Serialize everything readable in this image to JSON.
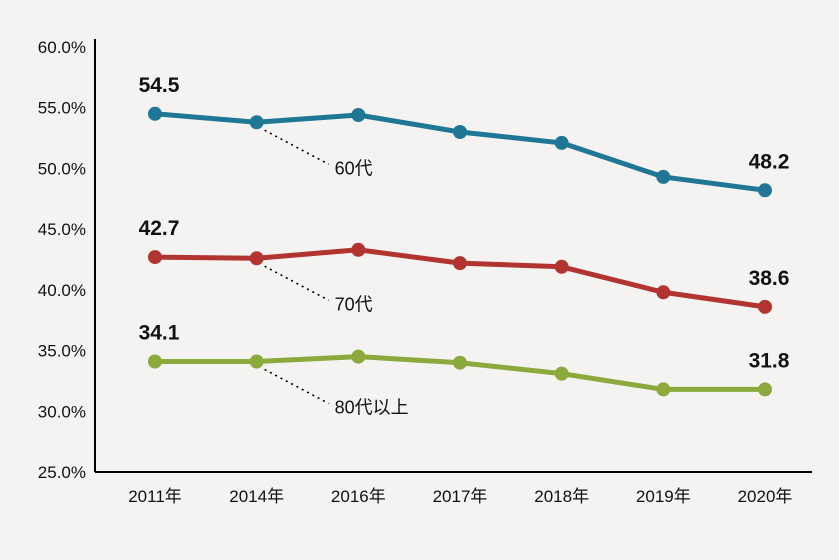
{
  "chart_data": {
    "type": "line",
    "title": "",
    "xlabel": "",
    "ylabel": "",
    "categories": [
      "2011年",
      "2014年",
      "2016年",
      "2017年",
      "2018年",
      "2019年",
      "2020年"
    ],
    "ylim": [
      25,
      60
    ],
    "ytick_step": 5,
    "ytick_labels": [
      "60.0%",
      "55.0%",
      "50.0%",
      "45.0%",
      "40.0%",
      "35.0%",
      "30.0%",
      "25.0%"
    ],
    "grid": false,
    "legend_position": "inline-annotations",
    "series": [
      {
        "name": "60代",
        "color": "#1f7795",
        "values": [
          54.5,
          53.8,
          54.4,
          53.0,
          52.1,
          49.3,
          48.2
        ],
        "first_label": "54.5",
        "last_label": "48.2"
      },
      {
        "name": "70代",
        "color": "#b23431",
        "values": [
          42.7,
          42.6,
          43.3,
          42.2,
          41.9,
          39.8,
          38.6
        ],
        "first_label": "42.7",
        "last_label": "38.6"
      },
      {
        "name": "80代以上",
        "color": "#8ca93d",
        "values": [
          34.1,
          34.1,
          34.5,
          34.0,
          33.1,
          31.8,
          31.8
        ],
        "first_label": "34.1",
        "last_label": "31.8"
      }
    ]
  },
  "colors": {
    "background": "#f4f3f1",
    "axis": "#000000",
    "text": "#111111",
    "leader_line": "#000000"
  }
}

________________

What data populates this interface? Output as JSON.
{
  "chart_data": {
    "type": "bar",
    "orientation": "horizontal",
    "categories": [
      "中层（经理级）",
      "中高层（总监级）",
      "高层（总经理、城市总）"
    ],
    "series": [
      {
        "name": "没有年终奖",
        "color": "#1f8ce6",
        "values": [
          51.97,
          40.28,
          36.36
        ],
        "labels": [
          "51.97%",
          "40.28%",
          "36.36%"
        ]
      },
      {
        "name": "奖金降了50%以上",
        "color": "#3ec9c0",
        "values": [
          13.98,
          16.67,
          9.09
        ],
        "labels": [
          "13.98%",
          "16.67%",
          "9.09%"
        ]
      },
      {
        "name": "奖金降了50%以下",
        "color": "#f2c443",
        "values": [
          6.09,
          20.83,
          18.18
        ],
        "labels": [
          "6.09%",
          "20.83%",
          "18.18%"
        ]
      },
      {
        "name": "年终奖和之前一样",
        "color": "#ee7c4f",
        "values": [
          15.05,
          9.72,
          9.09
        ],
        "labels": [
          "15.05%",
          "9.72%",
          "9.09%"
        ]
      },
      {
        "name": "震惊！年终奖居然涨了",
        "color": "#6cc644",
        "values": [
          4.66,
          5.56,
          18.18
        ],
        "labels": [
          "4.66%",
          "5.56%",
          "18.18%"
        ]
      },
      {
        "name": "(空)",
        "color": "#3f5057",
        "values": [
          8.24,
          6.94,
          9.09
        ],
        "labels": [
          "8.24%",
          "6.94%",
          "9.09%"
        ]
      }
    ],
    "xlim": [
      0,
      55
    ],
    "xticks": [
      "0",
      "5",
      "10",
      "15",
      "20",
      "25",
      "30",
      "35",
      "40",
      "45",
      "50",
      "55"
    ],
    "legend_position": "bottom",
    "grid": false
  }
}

________________

• [REQUEST]:
Find the word "JSON" in the entries, and copy every line it shows up in.

• [OUTPUT]:
Serialize everything readable in this image to JSON.
What data populates this interface? Output as JSON.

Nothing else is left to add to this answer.